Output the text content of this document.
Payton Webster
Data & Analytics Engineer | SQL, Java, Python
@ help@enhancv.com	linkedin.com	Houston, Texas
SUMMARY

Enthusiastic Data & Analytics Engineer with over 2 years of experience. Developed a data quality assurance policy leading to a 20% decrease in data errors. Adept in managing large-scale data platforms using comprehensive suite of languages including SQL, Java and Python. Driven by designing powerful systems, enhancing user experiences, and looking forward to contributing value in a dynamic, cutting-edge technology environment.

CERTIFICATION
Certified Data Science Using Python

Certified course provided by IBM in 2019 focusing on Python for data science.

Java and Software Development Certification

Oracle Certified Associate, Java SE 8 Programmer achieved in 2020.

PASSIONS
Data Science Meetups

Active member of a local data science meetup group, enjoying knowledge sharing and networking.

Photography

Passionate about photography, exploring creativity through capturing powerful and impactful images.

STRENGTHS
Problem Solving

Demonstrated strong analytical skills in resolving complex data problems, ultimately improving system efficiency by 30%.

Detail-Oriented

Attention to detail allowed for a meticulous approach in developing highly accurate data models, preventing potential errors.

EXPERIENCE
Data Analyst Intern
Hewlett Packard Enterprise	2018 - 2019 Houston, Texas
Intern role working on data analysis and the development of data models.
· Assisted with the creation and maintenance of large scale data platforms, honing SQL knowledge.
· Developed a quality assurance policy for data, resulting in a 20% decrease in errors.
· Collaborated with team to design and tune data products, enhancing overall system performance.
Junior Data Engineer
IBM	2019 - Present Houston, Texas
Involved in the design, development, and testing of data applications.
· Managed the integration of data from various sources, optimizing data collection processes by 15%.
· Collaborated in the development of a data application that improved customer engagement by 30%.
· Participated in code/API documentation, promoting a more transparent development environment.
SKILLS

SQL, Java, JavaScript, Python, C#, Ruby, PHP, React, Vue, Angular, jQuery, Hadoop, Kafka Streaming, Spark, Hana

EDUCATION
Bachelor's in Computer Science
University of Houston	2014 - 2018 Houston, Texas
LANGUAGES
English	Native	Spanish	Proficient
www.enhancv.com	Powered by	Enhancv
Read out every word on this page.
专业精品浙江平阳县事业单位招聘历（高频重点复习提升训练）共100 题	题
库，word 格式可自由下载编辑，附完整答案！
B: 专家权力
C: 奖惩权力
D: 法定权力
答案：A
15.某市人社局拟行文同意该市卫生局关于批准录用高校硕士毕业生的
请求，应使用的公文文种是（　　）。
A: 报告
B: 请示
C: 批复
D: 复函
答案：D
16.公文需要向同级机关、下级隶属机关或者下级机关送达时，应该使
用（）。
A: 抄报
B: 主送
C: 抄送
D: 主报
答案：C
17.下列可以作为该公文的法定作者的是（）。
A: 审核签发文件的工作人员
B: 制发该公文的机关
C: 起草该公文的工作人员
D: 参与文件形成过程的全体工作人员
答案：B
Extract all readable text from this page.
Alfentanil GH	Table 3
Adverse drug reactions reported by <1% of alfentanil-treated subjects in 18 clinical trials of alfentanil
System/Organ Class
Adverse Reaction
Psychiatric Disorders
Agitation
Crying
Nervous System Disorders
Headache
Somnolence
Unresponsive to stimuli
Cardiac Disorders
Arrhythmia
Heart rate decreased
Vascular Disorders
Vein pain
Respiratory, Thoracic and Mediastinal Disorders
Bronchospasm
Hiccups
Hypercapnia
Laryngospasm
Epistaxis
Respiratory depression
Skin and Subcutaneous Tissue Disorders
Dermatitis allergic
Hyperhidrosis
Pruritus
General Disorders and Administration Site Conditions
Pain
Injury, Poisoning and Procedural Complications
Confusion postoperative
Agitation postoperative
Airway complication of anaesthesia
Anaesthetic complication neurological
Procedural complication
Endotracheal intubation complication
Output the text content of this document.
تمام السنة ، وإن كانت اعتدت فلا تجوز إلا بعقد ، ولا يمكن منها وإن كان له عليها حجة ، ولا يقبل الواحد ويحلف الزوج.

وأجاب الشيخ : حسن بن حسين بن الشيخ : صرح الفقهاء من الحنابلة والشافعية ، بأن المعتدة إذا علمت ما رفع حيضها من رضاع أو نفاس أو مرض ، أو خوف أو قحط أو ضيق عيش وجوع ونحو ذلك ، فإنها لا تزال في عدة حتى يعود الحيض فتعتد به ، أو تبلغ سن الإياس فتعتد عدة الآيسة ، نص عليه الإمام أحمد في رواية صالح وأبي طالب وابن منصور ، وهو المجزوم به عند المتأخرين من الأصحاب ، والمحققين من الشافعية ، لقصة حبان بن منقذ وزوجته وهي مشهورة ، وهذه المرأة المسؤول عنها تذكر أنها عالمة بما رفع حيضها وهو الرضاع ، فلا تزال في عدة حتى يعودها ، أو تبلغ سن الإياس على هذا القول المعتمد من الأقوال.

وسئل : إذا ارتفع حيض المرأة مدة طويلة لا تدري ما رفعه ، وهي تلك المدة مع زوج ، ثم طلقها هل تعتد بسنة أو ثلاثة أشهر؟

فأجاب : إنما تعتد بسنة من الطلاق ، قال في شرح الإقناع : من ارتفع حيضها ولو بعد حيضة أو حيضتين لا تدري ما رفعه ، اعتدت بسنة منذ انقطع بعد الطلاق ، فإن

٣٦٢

■ ■ ■ ■

Retype the records that precede this task, keeping them exactly the same.

▶ [RESULT FOR THIS TASK]
Output the text content of this document.
Payton Webster
Data & Analytics Engineer | SQL, Java, Python
@ help@enhancv.com	linkedin.com	Houston, Texas
SUMMARY

Enthusiastic Data & Analytics Engineer with over 2 years of experience. Developed a data quality assurance policy leading to a 20% decrease in data errors. Adept in managing large-scale data platforms using comprehensive suite of languages including SQL, Java and Python. Driven by designing powerful systems, enhancing user experiences, and looking forward to contributing value in a dynamic, cutting-edge technology environment.

CERTIFICATION
Certified Data Science Using Python

Certified course provided by IBM in 2019 focusing on Python for data science.

Java and Software Development Certification

Oracle Certified Associate, Java SE 8 Programmer achieved in 2020.

PASSIONS
Data Science Meetups

Active member of a local data science meetup group, enjoying knowledge sharing and networking.

Photography

Passionate about photography, exploring creativity through capturing powerful and impactful images.

STRENGTHS
Problem Solving

Demonstrated strong analytical skills in resolving complex data problems, ultimately improving system efficiency by 30%.

Detail-Oriented

Attention to detail allowed for a meticulous approach in developing highly accurate data models, preventing potential errors.

EXPERIENCE
Data Analyst Intern
Hewlett Packard Enterprise	2018 - 2019 Houston, Texas
Intern role working on data analysis and the development of data models.
· Assisted with the creation and maintenance of large scale data platforms, honing SQL knowledge.
· Developed a quality assurance policy for data, resulting in a 20% decrease in errors.
· Collaborated with team to design and tune data products, enhancing overall system performance.
Junior Data Engineer
IBM	2019 - Present Houston, Texas
Involved in the design, development, and testing of data applications.
· Managed the integration of data from various sources, optimizing data collection processes by 15%.
· Collaborated in the development of a data application that improved customer engagement by 30%.
· Participated in code/API documentation, promoting a more transparent development environment.
SKILLS

SQL, Java, JavaScript, Python, C#, Ruby, PHP, React, Vue, Angular, jQuery, Hadoop, Kafka Streaming, Spark, Hana

EDUCATION
Bachelor's in Computer Science
University of Houston	2014 - 2018 Houston, Texas
LANGUAGES
English	Native	Spanish	Proficient
www.enhancv.com	Powered by	Enhancv
Read out every word on this page.
专业精品浙江平阳县事业单位招聘历（高频重点复习提升训练）共100 题	题
库，word 格式可自由下载编辑，附完整答案！
B: 专家权力
C: 奖惩权力
D: 法定权力
答案：A
15.某市人社局拟行文同意该市卫生局关于批准录用高校硕士毕业生的
请求，应使用的公文文种是（　　）。
A: 报告
B: 请示
C: 批复
D: 复函
答案：D
16.公文需要向同级机关、下级隶属机关或者下级机关送达时，应该使
用（）。
A: 抄报
B: 主送
C: 抄送
D: 主报
答案：C
17.下列可以作为该公文的法定作者的是（）。
A: 审核签发文件的工作人员
B: 制发该公文的机关
C: 起草该公文的工作人员
D: 参与文件形成过程的全体工作人员
答案：B
Extract all readable text from this page.
Alfentanil GH	Table 3
Adverse drug reactions reported by <1% of alfentanil-treated subjects in 18 clinical trials of alfentanil
System/Organ Class
Adverse Reaction
Psychiatric Disorders
Agitation
Crying
Nervous System Disorders
Headache
Somnolence
Unresponsive to stimuli
Cardiac Disorders
Arrhythmia
Heart rate decreased
Vascular Disorders
Vein pain
Respiratory, Thoracic and Mediastinal Disorders
Bronchospasm
Hiccups
Hypercapnia
Laryngospasm
Epistaxis
Respiratory depression
Skin and Subcutaneous Tissue Disorders
Dermatitis allergic
Hyperhidrosis
Pruritus
General Disorders and Administration Site Conditions
Pain
Injury, Poisoning and Procedural Complications
Confusion postoperative
Agitation postoperative
Airway complication of anaesthesia
Anaesthetic complication neurological
Procedural complication
Endotracheal intubation complication
Output the text content of this document.
تمام السنة ، وإن كانت اعتدت فلا تجوز إلا بعقد ، ولا يمكن منها وإن كان له عليها حجة ، ولا يقبل الواحد ويحلف الزوج.

وأجاب الشيخ : حسن بن حسين بن الشيخ : صرح الفقهاء من الحنابلة والشافعية ، بأن المعتدة إذا علمت ما رفع حيضها من رضاع أو نفاس أو مرض ، أو خوف أو قحط أو ضيق عيش وجوع ونحو ذلك ، فإنها لا تزال في عدة حتى يعود الحيض فتعتد به ، أو تبلغ سن الإياس فتعتد عدة الآيسة ، نص عليه الإمام أحمد في رواية صالح وأبي طالب وابن منصور ، وهو المجزوم به عند المتأخرين من الأصحاب ، والمحققين من الشافعية ، لقصة حبان بن منقذ وزوجته وهي مشهورة ، وهذه المرأة المسؤول عنها تذكر أنها عالمة بما رفع حيضها وهو الرضاع ، فلا تزال في عدة حتى يعودها ، أو تبلغ سن الإياس على هذا القول المعتمد من الأقوال.

وسئل : إذا ارتفع حيض المرأة مدة طويلة لا تدري ما رفعه ، وهي تلك المدة مع زوج ، ثم طلقها هل تعتد بسنة أو ثلاثة أشهر؟

فأجاب : إنما تعتد بسنة من الطلاق ، قال في شرح الإقناع : من ارتفع حيضها ولو بعد حيضة أو حيضتين لا تدري ما رفعه ، اعتدت بسنة منذ انقطع بعد الطلاق ، فإن

٣٦٢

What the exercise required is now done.